Problem statement -> Every line of the material is to be quoted verbatim, minus the pictures.

Stored entries ->
┏━━

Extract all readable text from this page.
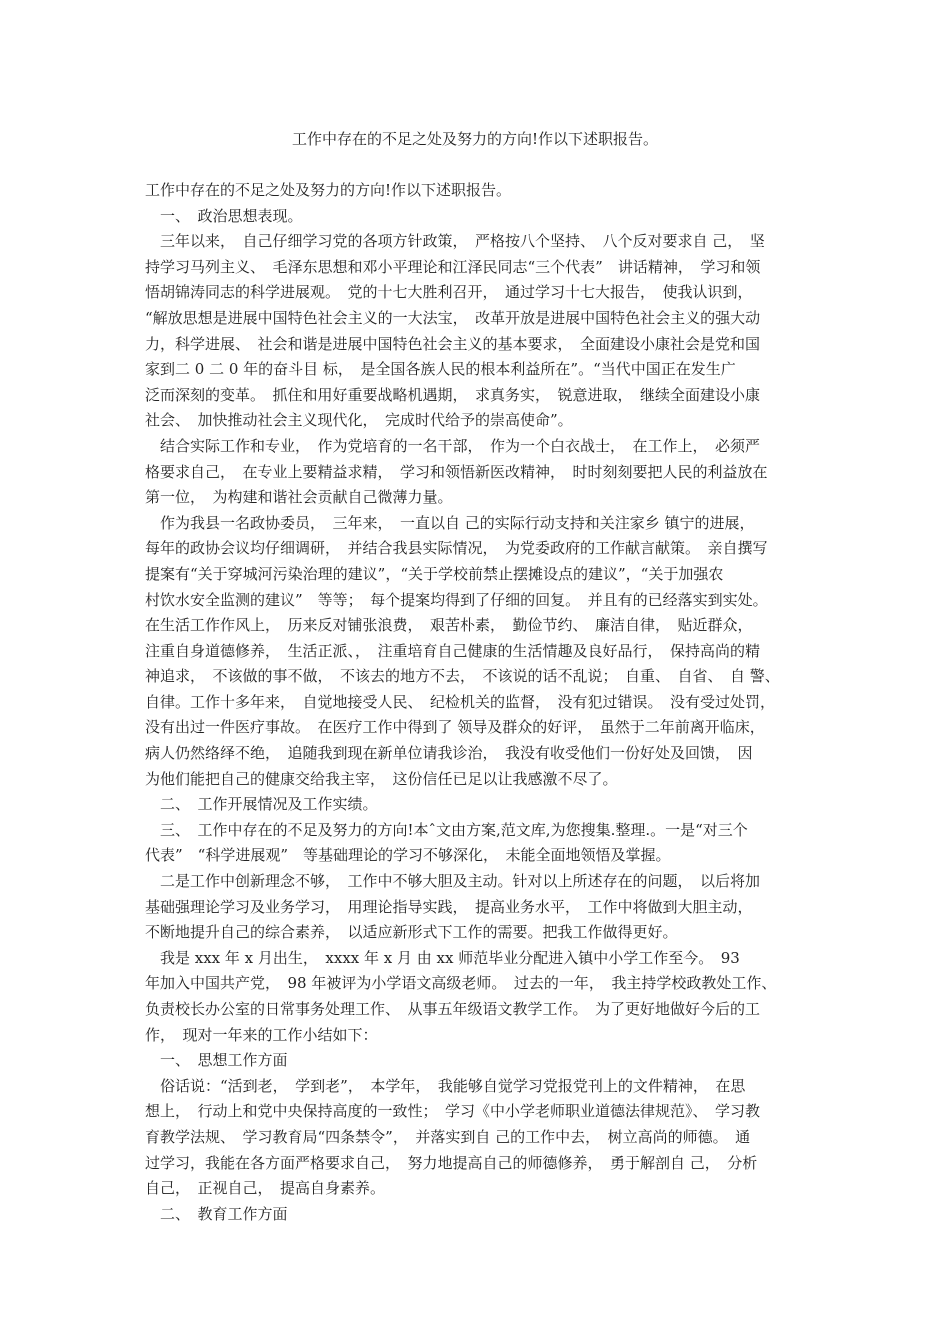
工作中存在的不足之处及努力的方向!作以下述职报告。
工作中存在的不足之处及努力的方向!作以下述职报告。
　一、　政治思想表现。
　三年以来，　自己仔细学习党的各项方针政策，　严格按八个坚持、　八个反对要求自 己，　坚
持学习马列主义、　毛泽东思想和邓小平理论和江泽民同志“三个代表”　讲话精神，　学习和领
悟胡锦涛同志的科学进展观。　党的十七大胜利召开，　通过学习十七大报告，　使我认识到，
“解放思想是进展中国特色社会主义的一大法宝，　改革开放是进展中国特色社会主义的强大动
力，科学进展、　社会和谐是进展中国特色社会主义的基本要求，　全面建设小康社会是党和国
家到二 0 二 0 年的奋斗目 标，　是全国各族人民的根本利益所在”。“当代中国正在发生广
泛而深刻的变革。　抓住和用好重要战略机遇期，　求真务实，　锐意进取，　继续全面建设小康
社会、　加快推动社会主义现代化，　完成时代给予的崇高使命”。
　结合实际工作和专业，　作为党培育的一名干部，　作为一个白衣战士，　在工作上，　必须严
格要求自己，　在专业上要精益求精，　学习和领悟新医改精神，　时时刻刻要把人民的利益放在
第一位，　为构建和谐社会贡献自己微薄力量。
　作为我县一名政协委员，　三年来，　一直以自 己的实际行动支持和关注家乡 镇宁的进展，
每年的政协会议均仔细调研，　并结合我县实际情况，　为党委政府的工作献言献策。　亲自撰写
提案有“关于穿城河污染治理的建议”，“关于学校前禁止摆摊设点的建议”，“关于加强农
村饮水安全监测的建议”　等等；　每个提案均得到了仔细的回复。　并且有的已经落实到实处。
在生活工作作风上，　历来反对铺张浪费，　艰苦朴素，　勤俭节约、　廉洁自律，　贴近群众，
注重自身道德修养，　生活正派、，　注重培育自己健康的生活情趣及良好品行，　保持高尚的精
神追求，　不该做的事不做，　不该去的地方不去，　不该说的话不乱说；　自重、　自省、　自 警、
自律。工作十多年来，　自觉地接受人民、　纪检机关的监督，　没有犯过错误。　没有受过处罚，
没有出过一件医疗事故。　在医疗工作中得到了 领导及群众的好评，　虽然于二年前离开临床，
病人仍然络绎不绝，　追随我到现在新单位请我诊治，　我没有收受他们一份好处及回馈，　因
为他们能把自己的健康交给我主宰，　这份信任已足以让我感激不尽了。
　二、　工作开展情况及工作实绩。
　三、　工作中存在的不足及努力的方向!本ˆ文由方案,范文库,为您搜集.整理.。一是“对三个
代表”　“科学进展观”　等基础理论的学习不够深化，　未能全面地领悟及掌握。
　二是工作中创新理念不够，　工作中不够大胆及主动。针对以上所述存在的问题，　以后将加
基础强理论学习及业务学习，　用理论指导实践，　提高业务水平，　工作中将做到大胆主动，
不断地提升自己的综合素养，　以适应新形式下工作的需要。把我工作做得更好。
　我是 xxx 年 x 月出生，　xxxx 年 x 月 由 xx 师范毕业分配进入镇中小学工作至今。　93
年加入中国共产党，　98 年被评为小学语文高级老师。　过去的一年，　我主持学校政教处工作、
负责校长办公室的日常事务处理工作、　从事五年级语文教学工作。　为了更好地做好今后的工
作，　现对一年来的工作小结如下：
　一、　思想工作方面
　俗话说：“活到老，　学到老”，　本学年，　我能够自觉学习党报党刊上的文件精神，　在思
想上，　行动上和党中央保持高度的一致性；　学习《中小学老师职业道德法律规范》、　学习教
育教学法规、　学习教育局“四条禁令”，　并落实到自 己的工作中去，　树立高尚的师德。　通
过学习，我能在各方面严格要求自己，　努力地提高自己的师德修养，　勇于解剖自 己，　分析
自己，　正视自己，　提高自身素养。
　二、　教育工作方面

┗━━

Reply to the exercise ->
Extract all readable text from this page.
工作中存在的不足之处及努力的方向!作以下述职报告。
工作中存在的不足之处及努力的方向!作以下述职报告。
　一、　政治思想表现。
　三年以来，　自己仔细学习党的各项方针政策，　严格按八个坚持、　八个反对要求自 己，　坚
持学习马列主义、　毛泽东思想和邓小平理论和江泽民同志“三个代表”　讲话精神，　学习和领
悟胡锦涛同志的科学进展观。　党的十七大胜利召开，　通过学习十七大报告，　使我认识到，
“解放思想是进展中国特色社会主义的一大法宝，　改革开放是进展中国特色社会主义的强大动
力，科学进展、　社会和谐是进展中国特色社会主义的基本要求，　全面建设小康社会是党和国
家到二 0 二 0 年的奋斗目 标，　是全国各族人民的根本利益所在”。“当代中国正在发生广
泛而深刻的变革。　抓住和用好重要战略机遇期，　求真务实，　锐意进取，　继续全面建设小康
社会、　加快推动社会主义现代化，　完成时代给予的崇高使命”。
　结合实际工作和专业，　作为党培育的一名干部，　作为一个白衣战士，　在工作上，　必须严
格要求自己，　在专业上要精益求精，　学习和领悟新医改精神，　时时刻刻要把人民的利益放在
第一位，　为构建和谐社会贡献自己微薄力量。
　作为我县一名政协委员，　三年来，　一直以自 己的实际行动支持和关注家乡 镇宁的进展，
每年的政协会议均仔细调研，　并结合我县实际情况，　为党委政府的工作献言献策。　亲自撰写
提案有“关于穿城河污染治理的建议”，“关于学校前禁止摆摊设点的建议”，“关于加强农
村饮水安全监测的建议”　等等；　每个提案均得到了仔细的回复。　并且有的已经落实到实处。
在生活工作作风上，　历来反对铺张浪费，　艰苦朴素，　勤俭节约、　廉洁自律，　贴近群众，
注重自身道德修养，　生活正派、，　注重培育自己健康的生活情趣及良好品行，　保持高尚的精
神追求，　不该做的事不做，　不该去的地方不去，　不该说的话不乱说；　自重、　自省、　自 警、
自律。工作十多年来，　自觉地接受人民、　纪检机关的监督，　没有犯过错误。　没有受过处罚，
没有出过一件医疗事故。　在医疗工作中得到了 领导及群众的好评，　虽然于二年前离开临床，
病人仍然络绎不绝，　追随我到现在新单位请我诊治，　我没有收受他们一份好处及回馈，　因
为他们能把自己的健康交给我主宰，　这份信任已足以让我感激不尽了。
　二、　工作开展情况及工作实绩。
　三、　工作中存在的不足及努力的方向!本ˆ文由方案,范文库,为您搜集.整理.。一是“对三个
代表”　“科学进展观”　等基础理论的学习不够深化，　未能全面地领悟及掌握。
　二是工作中创新理念不够，　工作中不够大胆及主动。针对以上所述存在的问题，　以后将加
基础强理论学习及业务学习，　用理论指导实践，　提高业务水平，　工作中将做到大胆主动，
不断地提升自己的综合素养，　以适应新形式下工作的需要。把我工作做得更好。
　我是 xxx 年 x 月出生，　xxxx 年 x 月 由 xx 师范毕业分配进入镇中小学工作至今。　93
年加入中国共产党，　98 年被评为小学语文高级老师。　过去的一年，　我主持学校政教处工作、
负责校长办公室的日常事务处理工作、　从事五年级语文教学工作。　为了更好地做好今后的工
作，　现对一年来的工作小结如下：
　一、　思想工作方面
　俗话说：“活到老，　学到老”，　本学年，　我能够自觉学习党报党刊上的文件精神，　在思
想上，　行动上和党中央保持高度的一致性；　学习《中小学老师职业道德法律规范》、　学习教
育教学法规、　学习教育局“四条禁令”，　并落实到自 己的工作中去，　树立高尚的师德。　通
过学习，我能在各方面严格要求自己，　努力地提高自己的师德修养，　勇于解剖自 己，　分析
自己，　正视自己，　提高自身素养。
　二、　教育工作方面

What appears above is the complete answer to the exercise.